### SET TASK
Records follow. Select each line holding "xlabel".

• • • • •

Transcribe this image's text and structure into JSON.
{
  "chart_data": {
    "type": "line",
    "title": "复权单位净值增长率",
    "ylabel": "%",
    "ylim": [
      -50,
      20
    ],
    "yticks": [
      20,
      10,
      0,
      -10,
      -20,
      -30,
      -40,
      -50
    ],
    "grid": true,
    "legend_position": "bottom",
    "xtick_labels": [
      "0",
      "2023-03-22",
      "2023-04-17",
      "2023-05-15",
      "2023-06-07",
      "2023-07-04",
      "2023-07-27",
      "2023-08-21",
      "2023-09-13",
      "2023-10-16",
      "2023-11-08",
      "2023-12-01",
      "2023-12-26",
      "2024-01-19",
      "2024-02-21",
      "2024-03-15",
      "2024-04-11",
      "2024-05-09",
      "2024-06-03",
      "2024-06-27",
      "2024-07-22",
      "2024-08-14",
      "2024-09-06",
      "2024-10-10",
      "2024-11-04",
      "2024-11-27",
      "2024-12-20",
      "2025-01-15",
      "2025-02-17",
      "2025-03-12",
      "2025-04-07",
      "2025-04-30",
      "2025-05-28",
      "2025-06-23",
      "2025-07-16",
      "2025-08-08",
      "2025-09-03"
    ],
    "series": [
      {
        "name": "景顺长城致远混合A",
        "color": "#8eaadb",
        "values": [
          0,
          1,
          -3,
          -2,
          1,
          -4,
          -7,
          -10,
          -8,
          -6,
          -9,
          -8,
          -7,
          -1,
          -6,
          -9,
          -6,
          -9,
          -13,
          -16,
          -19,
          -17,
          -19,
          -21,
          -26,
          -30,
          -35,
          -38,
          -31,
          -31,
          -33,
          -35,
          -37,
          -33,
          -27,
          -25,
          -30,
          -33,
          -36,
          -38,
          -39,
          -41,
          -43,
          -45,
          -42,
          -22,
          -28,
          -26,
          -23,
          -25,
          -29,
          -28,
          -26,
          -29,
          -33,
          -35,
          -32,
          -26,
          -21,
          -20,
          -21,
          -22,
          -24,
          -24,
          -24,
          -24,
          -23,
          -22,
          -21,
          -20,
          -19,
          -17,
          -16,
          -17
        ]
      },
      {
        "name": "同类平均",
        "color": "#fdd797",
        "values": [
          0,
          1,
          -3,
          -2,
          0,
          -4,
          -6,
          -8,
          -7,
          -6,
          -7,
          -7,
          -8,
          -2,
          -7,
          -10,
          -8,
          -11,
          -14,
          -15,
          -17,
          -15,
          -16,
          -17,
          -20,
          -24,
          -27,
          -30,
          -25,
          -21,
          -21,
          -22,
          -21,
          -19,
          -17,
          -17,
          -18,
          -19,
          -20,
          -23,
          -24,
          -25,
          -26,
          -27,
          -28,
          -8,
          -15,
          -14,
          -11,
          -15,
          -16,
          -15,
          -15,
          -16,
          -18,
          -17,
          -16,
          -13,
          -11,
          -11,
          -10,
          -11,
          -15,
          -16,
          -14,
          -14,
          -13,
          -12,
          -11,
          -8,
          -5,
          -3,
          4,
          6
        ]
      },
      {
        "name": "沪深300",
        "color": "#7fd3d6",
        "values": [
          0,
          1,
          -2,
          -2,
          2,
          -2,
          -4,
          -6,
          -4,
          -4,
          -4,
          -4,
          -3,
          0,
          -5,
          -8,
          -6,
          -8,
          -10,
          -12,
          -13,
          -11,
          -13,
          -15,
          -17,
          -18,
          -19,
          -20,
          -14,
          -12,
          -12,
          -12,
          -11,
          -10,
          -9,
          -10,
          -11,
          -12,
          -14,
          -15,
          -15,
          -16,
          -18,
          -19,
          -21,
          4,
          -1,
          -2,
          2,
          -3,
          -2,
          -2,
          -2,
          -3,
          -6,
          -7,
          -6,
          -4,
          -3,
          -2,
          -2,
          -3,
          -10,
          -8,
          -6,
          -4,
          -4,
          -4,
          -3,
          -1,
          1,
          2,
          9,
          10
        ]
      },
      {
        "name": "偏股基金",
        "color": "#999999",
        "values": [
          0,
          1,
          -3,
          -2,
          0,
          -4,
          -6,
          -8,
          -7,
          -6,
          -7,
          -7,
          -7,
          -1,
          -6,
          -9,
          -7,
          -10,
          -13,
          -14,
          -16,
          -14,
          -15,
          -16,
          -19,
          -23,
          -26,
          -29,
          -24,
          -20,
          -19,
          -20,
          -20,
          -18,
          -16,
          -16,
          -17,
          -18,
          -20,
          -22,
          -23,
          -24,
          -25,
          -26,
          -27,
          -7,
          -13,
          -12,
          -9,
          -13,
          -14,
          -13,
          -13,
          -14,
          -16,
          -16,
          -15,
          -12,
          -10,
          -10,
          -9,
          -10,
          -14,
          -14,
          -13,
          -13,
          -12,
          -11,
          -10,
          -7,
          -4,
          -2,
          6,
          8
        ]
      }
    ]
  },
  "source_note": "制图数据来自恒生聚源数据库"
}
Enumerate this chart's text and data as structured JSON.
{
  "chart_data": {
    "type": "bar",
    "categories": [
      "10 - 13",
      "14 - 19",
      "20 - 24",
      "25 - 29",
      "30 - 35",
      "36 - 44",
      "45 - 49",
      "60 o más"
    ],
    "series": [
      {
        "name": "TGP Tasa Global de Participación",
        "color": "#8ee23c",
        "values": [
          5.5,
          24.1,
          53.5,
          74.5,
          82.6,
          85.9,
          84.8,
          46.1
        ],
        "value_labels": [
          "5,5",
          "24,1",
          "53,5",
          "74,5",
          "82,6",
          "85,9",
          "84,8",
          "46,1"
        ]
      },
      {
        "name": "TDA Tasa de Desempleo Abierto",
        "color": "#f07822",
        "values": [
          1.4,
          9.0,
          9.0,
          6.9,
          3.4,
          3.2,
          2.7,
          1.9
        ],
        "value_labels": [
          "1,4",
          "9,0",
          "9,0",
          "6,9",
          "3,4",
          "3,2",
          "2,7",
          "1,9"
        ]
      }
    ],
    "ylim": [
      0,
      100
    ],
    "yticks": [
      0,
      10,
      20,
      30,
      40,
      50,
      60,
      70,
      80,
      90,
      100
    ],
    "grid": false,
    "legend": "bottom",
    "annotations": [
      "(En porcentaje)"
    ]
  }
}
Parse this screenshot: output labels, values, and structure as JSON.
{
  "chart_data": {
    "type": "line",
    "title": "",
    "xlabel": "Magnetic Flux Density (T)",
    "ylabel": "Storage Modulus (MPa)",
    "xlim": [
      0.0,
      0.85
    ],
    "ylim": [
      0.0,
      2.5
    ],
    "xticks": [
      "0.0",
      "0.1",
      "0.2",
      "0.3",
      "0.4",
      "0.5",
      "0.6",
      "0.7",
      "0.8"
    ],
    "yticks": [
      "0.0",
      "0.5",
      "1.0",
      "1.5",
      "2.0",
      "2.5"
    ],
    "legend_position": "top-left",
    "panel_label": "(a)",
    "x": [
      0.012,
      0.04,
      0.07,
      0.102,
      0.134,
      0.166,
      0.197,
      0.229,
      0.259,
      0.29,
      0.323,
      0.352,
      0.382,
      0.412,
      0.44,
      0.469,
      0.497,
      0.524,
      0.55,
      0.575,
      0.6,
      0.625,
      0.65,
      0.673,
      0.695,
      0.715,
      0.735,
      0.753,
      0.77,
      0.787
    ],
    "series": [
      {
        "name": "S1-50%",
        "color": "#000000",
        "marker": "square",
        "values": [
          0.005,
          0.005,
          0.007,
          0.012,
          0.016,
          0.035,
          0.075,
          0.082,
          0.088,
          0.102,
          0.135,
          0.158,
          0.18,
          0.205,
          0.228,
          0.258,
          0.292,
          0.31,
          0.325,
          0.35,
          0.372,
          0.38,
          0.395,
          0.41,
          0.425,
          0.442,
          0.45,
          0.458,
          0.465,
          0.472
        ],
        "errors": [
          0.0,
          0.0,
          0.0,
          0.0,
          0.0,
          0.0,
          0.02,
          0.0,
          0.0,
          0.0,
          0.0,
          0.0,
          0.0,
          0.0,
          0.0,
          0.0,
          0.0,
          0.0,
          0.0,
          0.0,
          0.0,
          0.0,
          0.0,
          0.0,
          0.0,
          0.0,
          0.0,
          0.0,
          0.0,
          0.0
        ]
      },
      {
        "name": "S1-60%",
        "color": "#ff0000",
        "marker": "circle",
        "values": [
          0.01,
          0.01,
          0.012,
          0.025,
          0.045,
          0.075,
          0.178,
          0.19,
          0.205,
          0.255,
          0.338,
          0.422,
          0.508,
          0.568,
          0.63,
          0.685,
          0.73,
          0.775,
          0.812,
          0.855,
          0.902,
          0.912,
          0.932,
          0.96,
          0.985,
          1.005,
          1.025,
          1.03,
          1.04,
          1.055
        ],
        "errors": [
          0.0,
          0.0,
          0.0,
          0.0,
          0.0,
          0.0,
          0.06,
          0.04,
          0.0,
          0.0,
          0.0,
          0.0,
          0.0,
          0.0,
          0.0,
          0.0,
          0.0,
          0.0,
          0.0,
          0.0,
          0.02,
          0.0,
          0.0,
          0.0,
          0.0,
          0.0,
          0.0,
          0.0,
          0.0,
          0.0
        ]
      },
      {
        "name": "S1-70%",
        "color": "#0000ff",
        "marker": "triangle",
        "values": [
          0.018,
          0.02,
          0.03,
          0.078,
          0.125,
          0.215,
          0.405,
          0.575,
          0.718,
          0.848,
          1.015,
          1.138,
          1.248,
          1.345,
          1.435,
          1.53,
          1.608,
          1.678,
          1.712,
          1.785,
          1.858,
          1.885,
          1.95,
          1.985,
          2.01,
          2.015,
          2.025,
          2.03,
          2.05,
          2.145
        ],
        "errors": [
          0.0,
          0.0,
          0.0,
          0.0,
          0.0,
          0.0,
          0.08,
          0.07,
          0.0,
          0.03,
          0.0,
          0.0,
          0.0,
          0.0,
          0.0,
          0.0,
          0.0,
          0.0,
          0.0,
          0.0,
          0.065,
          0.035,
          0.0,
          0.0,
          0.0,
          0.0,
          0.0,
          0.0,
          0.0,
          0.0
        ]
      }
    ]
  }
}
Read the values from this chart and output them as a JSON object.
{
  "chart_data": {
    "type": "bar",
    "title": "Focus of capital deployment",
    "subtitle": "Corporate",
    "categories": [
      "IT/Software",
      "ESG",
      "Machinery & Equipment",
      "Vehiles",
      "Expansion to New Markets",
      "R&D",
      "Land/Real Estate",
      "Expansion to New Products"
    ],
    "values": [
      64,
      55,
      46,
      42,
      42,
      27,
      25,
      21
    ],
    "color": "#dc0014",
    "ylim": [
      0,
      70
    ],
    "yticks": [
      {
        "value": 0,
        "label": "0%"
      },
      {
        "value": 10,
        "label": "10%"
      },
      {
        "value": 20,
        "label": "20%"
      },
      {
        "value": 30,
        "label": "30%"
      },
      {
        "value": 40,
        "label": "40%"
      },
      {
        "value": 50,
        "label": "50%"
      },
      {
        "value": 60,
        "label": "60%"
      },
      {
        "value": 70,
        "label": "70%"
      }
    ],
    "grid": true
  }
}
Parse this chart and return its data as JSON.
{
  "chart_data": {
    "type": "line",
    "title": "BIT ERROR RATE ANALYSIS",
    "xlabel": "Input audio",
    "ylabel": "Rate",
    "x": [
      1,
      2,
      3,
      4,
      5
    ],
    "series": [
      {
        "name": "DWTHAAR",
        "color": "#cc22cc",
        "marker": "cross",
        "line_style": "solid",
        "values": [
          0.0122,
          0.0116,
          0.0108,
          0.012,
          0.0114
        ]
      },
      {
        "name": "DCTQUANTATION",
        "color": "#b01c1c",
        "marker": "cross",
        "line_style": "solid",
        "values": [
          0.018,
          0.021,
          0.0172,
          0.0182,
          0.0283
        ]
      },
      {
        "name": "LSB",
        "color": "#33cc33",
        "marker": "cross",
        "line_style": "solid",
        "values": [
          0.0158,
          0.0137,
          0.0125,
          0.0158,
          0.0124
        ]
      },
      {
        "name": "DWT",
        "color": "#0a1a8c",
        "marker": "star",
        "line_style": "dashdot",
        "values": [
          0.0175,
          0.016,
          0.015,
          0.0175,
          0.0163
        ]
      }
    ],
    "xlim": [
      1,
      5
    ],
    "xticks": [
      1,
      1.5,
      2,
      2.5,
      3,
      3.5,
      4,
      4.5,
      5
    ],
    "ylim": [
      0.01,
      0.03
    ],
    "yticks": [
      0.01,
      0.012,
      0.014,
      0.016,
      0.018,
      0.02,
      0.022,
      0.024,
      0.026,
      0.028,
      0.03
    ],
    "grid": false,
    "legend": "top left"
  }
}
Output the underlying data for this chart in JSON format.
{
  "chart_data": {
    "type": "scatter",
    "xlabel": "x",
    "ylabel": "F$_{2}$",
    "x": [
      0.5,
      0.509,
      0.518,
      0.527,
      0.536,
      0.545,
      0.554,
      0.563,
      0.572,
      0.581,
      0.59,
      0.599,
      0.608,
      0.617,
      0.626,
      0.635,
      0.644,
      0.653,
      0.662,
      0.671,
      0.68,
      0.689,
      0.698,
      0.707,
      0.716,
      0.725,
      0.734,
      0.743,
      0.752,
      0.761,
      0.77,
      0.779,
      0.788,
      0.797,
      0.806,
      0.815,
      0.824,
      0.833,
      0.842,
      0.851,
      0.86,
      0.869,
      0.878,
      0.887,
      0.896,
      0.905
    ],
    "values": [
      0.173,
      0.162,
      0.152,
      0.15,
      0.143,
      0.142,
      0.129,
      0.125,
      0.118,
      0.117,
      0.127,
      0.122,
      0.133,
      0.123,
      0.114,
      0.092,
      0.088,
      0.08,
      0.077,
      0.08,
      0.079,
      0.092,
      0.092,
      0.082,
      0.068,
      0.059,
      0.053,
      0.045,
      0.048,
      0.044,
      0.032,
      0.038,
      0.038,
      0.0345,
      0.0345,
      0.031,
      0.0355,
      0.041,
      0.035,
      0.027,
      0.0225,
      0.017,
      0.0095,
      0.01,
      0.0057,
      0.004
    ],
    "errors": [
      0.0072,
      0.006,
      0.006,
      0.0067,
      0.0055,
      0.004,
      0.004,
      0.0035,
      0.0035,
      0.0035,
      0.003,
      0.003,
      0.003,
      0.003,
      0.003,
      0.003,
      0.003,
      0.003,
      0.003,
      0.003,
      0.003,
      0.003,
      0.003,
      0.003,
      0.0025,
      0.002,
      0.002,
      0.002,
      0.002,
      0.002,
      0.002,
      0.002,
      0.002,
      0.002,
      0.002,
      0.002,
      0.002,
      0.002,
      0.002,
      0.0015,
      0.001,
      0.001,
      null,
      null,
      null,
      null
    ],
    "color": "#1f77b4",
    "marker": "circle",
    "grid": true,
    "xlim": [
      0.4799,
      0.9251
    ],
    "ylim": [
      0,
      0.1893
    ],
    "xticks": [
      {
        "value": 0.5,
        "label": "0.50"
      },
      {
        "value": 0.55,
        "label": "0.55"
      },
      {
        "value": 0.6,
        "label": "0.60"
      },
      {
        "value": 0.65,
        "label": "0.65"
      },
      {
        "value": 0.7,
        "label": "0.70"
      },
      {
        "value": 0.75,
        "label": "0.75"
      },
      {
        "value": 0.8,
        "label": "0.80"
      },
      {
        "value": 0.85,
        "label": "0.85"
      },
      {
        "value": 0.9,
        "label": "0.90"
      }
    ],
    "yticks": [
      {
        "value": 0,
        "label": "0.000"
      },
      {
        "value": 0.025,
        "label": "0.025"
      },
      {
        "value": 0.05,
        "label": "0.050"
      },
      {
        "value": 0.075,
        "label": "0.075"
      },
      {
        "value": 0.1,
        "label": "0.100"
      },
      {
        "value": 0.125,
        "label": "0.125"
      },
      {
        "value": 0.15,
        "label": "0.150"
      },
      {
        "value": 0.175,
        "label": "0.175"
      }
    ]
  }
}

• • • • •

### TASK ANSWER
    "xlabel": "Magnetic Flux Density (T)",
    "xlabel": "Input audio",
    "xlabel": "x",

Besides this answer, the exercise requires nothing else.